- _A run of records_
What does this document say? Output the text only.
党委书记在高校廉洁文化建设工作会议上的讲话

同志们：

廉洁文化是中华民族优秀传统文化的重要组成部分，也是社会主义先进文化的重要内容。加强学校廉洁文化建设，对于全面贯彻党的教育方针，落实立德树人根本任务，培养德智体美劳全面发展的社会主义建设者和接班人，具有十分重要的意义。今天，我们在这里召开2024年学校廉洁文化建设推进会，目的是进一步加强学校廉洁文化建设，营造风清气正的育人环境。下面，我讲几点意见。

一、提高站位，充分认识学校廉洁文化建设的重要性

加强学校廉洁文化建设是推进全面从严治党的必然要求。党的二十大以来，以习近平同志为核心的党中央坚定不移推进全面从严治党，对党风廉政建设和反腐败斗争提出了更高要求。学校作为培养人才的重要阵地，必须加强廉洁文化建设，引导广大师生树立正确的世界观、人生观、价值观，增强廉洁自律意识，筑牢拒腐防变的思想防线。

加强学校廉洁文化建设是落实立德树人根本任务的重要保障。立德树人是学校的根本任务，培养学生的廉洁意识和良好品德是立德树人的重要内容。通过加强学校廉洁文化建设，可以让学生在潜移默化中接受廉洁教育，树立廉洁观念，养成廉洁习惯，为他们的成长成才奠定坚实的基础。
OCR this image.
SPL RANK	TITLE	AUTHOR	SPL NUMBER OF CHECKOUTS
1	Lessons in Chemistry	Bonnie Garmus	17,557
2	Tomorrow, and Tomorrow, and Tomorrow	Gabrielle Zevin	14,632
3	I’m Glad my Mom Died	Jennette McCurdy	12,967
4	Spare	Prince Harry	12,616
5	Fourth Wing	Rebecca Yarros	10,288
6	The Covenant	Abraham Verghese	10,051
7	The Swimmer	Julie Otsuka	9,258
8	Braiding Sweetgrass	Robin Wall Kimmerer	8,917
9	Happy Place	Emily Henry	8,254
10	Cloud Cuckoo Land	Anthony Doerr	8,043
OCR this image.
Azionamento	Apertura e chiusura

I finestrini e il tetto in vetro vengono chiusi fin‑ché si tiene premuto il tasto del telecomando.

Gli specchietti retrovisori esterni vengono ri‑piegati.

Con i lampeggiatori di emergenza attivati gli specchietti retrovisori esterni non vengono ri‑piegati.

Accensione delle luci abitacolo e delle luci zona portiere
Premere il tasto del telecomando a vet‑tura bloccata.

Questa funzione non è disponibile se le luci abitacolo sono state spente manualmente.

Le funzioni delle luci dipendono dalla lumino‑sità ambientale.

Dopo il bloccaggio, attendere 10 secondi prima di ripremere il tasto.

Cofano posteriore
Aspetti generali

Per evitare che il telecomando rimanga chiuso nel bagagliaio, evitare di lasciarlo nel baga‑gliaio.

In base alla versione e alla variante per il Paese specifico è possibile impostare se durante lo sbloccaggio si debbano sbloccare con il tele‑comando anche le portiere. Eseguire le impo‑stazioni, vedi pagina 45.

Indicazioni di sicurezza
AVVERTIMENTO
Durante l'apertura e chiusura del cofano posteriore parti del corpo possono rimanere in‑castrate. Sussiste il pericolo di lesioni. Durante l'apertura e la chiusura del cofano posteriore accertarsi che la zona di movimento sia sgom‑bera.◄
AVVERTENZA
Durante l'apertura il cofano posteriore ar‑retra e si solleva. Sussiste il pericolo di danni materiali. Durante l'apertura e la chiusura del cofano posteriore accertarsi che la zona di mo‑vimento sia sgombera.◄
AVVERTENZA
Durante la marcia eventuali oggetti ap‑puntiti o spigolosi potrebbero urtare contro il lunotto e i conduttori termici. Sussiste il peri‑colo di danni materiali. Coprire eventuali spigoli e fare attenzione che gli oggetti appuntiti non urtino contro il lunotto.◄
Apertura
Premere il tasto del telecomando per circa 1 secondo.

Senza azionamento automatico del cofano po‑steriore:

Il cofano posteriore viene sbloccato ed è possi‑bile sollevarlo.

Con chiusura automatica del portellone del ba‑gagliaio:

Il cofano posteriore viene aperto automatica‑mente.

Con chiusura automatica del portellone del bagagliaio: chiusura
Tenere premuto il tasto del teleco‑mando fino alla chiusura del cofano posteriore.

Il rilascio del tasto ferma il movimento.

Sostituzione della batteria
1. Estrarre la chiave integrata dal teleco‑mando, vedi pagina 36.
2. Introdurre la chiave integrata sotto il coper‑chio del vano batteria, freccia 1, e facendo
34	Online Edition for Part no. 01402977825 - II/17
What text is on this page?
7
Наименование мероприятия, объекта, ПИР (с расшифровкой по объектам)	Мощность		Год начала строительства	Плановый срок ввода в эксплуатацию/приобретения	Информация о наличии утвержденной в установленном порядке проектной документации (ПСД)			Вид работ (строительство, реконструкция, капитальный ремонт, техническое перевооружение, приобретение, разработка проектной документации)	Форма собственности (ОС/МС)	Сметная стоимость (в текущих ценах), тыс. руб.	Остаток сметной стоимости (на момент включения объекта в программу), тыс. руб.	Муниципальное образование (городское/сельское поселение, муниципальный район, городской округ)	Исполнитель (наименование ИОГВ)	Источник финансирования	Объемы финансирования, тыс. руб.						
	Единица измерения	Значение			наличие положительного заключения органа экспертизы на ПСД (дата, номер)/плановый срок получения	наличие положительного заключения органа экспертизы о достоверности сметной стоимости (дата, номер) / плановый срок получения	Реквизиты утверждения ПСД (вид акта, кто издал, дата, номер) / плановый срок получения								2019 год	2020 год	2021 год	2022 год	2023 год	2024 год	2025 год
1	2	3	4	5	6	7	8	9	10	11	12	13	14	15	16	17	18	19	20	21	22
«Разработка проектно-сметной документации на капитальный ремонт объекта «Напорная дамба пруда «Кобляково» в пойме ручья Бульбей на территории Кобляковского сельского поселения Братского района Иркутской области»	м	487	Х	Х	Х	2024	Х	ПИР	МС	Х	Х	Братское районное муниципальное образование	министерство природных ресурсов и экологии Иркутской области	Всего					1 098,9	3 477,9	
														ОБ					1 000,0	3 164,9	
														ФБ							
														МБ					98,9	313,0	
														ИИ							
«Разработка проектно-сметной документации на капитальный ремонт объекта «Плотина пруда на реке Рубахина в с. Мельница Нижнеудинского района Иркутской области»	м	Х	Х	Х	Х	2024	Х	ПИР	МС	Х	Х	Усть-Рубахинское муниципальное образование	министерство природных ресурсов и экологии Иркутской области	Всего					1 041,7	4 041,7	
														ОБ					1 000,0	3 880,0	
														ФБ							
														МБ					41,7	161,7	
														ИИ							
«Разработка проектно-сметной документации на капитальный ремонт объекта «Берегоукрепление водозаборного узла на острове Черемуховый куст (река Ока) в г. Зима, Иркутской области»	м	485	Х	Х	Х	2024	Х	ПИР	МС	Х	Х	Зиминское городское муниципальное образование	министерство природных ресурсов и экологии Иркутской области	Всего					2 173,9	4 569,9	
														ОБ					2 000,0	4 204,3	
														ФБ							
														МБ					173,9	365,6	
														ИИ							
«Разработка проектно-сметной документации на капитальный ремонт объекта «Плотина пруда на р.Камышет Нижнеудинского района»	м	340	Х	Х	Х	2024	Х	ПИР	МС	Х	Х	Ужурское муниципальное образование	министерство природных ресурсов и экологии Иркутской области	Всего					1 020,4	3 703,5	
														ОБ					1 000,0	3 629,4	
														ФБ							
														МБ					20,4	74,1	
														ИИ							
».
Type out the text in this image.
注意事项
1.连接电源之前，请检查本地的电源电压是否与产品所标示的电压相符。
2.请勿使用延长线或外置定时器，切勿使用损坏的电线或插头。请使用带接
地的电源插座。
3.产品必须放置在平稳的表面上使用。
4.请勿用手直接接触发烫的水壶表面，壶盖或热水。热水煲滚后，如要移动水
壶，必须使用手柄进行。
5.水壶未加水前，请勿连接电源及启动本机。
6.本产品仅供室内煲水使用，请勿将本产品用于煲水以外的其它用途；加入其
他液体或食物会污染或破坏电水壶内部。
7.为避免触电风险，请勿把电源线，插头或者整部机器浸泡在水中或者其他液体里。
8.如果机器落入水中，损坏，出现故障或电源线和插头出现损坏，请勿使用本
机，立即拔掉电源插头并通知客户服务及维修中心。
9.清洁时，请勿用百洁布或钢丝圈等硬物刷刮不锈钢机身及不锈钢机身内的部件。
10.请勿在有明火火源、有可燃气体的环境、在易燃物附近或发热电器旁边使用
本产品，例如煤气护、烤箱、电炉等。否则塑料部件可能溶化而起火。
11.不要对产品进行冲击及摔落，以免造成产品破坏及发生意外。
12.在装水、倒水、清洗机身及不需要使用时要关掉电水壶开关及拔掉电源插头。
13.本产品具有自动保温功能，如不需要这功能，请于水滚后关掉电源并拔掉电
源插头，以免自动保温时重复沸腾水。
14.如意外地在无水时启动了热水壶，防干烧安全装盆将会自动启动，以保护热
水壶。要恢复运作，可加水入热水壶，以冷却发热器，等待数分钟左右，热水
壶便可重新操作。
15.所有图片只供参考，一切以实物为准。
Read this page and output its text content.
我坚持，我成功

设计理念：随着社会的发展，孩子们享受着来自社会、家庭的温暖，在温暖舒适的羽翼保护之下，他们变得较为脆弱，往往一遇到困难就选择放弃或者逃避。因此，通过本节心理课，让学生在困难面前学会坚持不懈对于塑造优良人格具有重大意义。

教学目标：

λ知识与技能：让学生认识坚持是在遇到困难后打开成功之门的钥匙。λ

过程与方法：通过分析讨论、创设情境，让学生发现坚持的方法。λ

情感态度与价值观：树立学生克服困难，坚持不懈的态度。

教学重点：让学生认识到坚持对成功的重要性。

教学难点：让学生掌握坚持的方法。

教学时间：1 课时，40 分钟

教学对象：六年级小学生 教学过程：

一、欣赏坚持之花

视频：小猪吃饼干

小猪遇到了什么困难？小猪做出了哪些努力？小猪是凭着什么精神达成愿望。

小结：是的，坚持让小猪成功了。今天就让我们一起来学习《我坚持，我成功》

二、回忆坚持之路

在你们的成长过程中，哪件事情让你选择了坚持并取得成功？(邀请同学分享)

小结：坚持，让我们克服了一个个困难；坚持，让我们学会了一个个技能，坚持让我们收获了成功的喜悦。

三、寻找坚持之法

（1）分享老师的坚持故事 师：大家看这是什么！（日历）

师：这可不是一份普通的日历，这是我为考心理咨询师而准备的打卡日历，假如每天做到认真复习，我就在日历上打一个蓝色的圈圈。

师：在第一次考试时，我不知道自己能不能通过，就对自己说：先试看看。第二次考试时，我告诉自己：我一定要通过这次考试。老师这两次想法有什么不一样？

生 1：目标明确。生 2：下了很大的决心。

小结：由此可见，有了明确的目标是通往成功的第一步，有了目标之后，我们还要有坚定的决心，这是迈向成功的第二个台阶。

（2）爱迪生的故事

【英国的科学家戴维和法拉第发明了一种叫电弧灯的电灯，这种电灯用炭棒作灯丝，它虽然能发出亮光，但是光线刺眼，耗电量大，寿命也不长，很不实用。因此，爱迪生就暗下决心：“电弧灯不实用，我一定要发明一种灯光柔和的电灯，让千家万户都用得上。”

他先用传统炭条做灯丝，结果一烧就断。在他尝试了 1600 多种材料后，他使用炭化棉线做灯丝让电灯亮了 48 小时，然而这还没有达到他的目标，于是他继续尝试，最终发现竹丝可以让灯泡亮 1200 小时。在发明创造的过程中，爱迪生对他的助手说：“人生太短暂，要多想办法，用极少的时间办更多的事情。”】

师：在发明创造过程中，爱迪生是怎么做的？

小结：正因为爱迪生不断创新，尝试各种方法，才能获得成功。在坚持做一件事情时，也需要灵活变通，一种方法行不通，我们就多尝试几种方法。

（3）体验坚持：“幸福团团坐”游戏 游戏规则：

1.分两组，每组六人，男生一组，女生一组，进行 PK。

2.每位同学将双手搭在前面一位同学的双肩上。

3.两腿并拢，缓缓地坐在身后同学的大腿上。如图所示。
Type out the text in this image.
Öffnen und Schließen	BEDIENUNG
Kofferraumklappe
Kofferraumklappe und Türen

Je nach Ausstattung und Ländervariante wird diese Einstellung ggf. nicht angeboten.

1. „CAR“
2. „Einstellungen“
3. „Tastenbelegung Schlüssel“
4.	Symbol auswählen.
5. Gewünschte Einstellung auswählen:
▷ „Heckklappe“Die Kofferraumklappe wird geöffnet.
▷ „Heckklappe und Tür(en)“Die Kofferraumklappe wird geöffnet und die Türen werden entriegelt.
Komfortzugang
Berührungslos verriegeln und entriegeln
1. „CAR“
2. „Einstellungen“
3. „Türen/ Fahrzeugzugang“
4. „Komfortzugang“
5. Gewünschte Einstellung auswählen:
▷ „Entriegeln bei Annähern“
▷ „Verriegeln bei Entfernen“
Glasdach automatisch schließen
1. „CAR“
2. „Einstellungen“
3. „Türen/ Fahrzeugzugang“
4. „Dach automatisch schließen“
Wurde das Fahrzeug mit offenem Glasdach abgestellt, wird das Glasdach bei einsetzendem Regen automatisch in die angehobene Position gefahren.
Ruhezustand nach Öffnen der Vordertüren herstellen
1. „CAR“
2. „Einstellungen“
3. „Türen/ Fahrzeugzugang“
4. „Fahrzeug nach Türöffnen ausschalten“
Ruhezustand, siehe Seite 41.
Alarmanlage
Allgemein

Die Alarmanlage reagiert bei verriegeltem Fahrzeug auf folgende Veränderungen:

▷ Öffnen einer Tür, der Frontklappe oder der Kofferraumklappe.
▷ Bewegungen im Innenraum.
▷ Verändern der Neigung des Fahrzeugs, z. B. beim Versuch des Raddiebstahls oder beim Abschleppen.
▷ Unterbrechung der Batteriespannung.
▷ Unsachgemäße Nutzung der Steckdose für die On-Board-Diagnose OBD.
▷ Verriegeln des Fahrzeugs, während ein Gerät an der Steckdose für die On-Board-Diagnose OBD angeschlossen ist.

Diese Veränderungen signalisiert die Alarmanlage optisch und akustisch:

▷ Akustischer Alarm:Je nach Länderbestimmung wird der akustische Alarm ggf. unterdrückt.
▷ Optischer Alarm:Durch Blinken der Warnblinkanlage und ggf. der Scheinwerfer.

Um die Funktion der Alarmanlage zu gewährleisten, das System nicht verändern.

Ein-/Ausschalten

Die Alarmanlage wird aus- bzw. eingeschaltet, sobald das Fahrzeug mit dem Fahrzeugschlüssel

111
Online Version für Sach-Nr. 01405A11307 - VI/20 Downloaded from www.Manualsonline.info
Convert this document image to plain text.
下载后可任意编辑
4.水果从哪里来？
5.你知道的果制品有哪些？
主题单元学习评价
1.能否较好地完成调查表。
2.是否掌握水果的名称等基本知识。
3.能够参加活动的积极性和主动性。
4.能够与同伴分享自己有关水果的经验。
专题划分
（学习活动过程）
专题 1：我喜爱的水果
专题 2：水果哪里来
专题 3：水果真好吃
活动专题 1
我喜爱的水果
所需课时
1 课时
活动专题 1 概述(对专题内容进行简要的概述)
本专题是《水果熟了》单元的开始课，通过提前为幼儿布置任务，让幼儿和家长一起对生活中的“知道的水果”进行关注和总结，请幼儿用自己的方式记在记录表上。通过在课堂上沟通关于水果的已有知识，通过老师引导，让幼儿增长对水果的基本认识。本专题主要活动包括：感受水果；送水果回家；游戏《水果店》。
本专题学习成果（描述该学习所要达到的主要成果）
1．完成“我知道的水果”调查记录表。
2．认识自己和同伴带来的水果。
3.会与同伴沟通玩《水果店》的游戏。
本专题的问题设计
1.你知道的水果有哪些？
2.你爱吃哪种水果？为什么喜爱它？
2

- _Work instructions_
Return, unchanged, each line from the line containing "Convert this document image to plain text." through the last line of the material.

- _Result of this exercise_
Convert this document image to plain text.
下载后可任意编辑
4.水果从哪里来？
5.你知道的果制品有哪些？
主题单元学习评价
1.能否较好地完成调查表。
2.是否掌握水果的名称等基本知识。
3.能够参加活动的积极性和主动性。
4.能够与同伴分享自己有关水果的经验。
专题划分
（学习活动过程）
专题 1：我喜爱的水果
专题 2：水果哪里来
专题 3：水果真好吃
活动专题 1
我喜爱的水果
所需课时
1 课时
活动专题 1 概述(对专题内容进行简要的概述)
本专题是《水果熟了》单元的开始课，通过提前为幼儿布置任务，让幼儿和家长一起对生活中的“知道的水果”进行关注和总结，请幼儿用自己的方式记在记录表上。通过在课堂上沟通关于水果的已有知识，通过老师引导，让幼儿增长对水果的基本认识。本专题主要活动包括：感受水果；送水果回家；游戏《水果店》。
本专题学习成果（描述该学习所要达到的主要成果）
1．完成“我知道的水果”调查记录表。
2．认识自己和同伴带来的水果。
3.会与同伴沟通玩《水果店》的游戏。
本专题的问题设计
1.你知道的水果有哪些？
2.你爱吃哪种水果？为什么喜爱它？
2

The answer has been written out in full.